Entries from a page text collection:
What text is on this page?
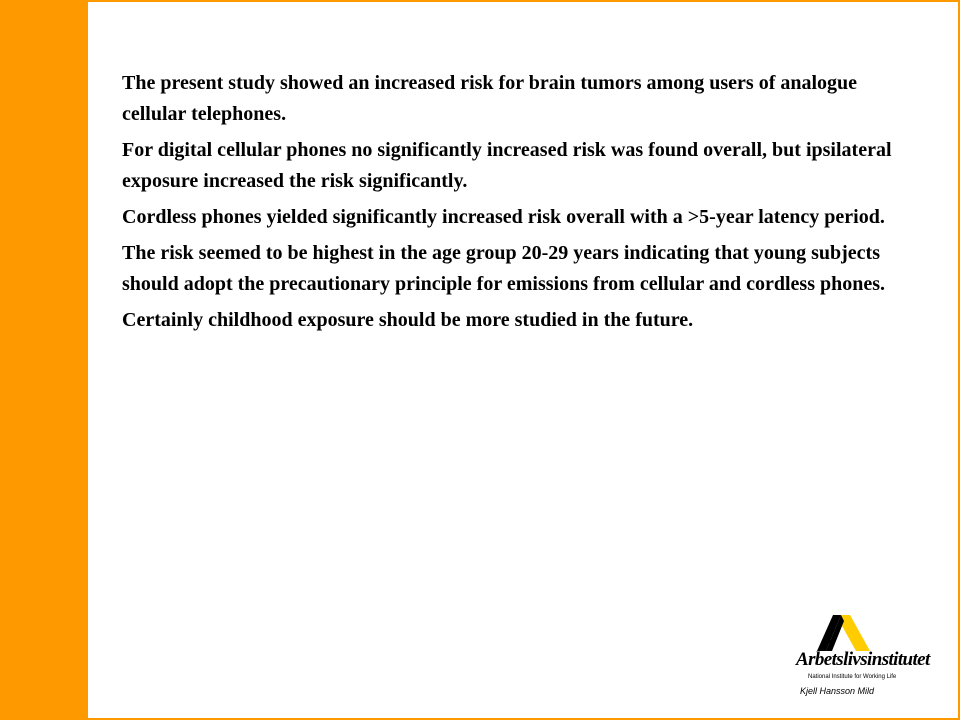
The present study showed an increased risk for brain tumors among users of analogue cellular telephones.

For digital cellular phones no significantly increased risk was found overall, but ipsilateral exposure increased the risk significantly.

Cordless phones yielded significantly increased risk overall with a >5-year latency period.

The risk seemed to be highest in the age group 20-29 years indicating that young subjects should adopt the precautionary principle for emissions from cellular and cordless phones.

Certainly childhood exposure should be more studied in the future.

Arbetslivsinstitutet
National Institute for Working Life
Kjell Hansson Mild
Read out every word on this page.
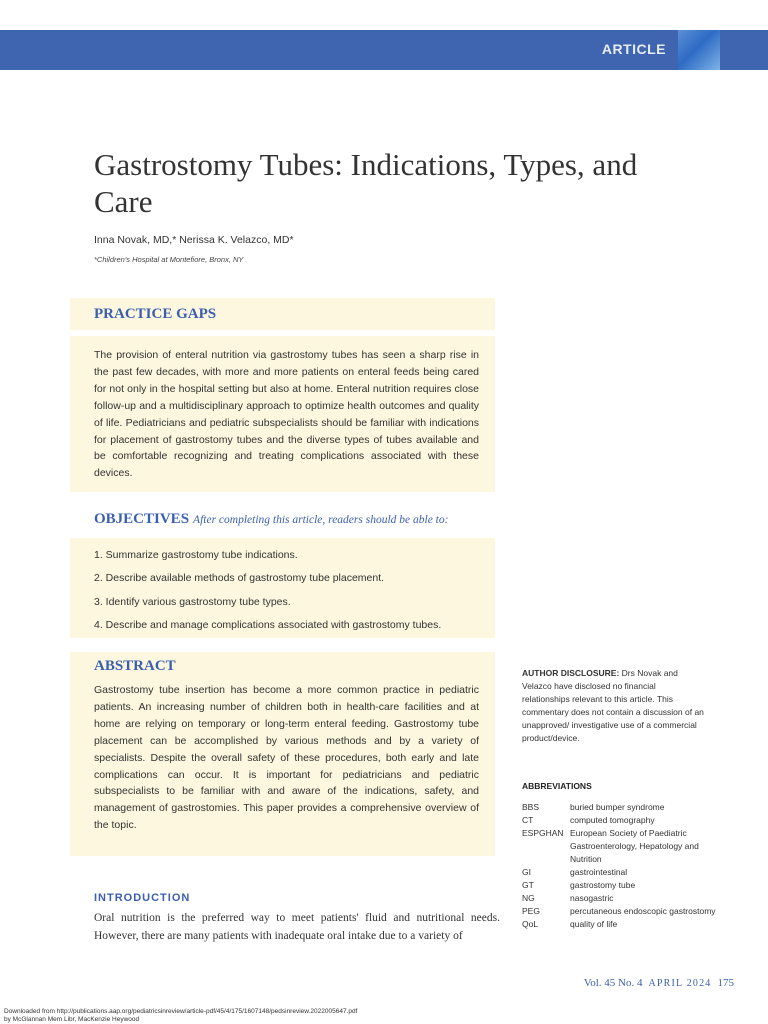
ARTICLE
Gastrostomy Tubes: Indications, Types, and Care
Inna Novak, MD,* Nerissa K. Velazco, MD*
*Children's Hospital at Montefiore, Bronx, NY
PRACTICE GAPS
The provision of enteral nutrition via gastrostomy tubes has seen a sharp rise in the past few decades, with more and more patients on enteral feeds being cared for not only in the hospital setting but also at home. Enteral nutrition requires close follow-up and a multidisciplinary approach to optimize health outcomes and quality of life. Pediatricians and pediatric subspecialists should be familiar with indications for placement of gastrostomy tubes and the diverse types of tubes available and be comfortable recognizing and treating complications associated with these devices.
OBJECTIVES After completing this article, readers should be able to:
1. Summarize gastrostomy tube indications.
2. Describe available methods of gastrostomy tube placement.
3. Identify various gastrostomy tube types.
4. Describe and manage complications associated with gastrostomy tubes.
ABSTRACT
Gastrostomy tube insertion has become a more common practice in pediatric patients. An increasing number of children both in health-care facilities and at home are relying on temporary or long-term enteral feeding. Gastrostomy tube placement can be accomplished by various methods and by a variety of specialists. Despite the overall safety of these procedures, both early and late complications can occur. It is important for pediatricians and pediatric subspecialists to be familiar with and aware of the indications, safety, and management of gastrostomies. This paper provides a comprehensive overview of the topic.
INTRODUCTION
Oral nutrition is the preferred way to meet patients' fluid and nutritional needs. However, there are many patients with inadequate oral intake due to a variety of
AUTHOR DISCLOSURE: Drs Novak and Velazco have disclosed no financial relationships relevant to this article. This commentary does not contain a discussion of an unapproved/ investigative use of a commercial product/device.
ABBREVIATIONS
BBS	buried bumper syndrome
CT	computed tomography
ESPGHAN European Society of Paediatric Gastroenterology, Hepatology and Nutrition
GI	gastrointestinal
GT	gastrostomy tube
NG	nasogastric
PEG	percutaneous endoscopic gastrostomy
QoL	quality of life
Vol. 45 No. 4 APRIL 2024 175
Downloaded from http://publications.aap.org/pediatricsinreview/article-pdf/45/4/175/1607148/pedsinreview.2022005647.pdf
by McGlannan Mem Libr, MacKenzie Heywood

● **Work instructions**:
Show the lines of the data that hold the word "various".

● **Result of this task**:
3. Identify various gastrostomy tube types.
Gastrostomy tube insertion has become a more common practice in pediatric patients. An increasing number of children both in health-care facilities and at home are relying on temporary or long-term enteral feeding. Gastrostomy tube placement can be accomplished by various methods and by a variety of specialists. Despite the overall safety of these procedures, both early and late complications can occur. It is important for pediatricians and pediatric subspecialists to be familiar with and aware of the indications, safety, and management of gastrostomies. This paper provides a comprehensive overview of the topic.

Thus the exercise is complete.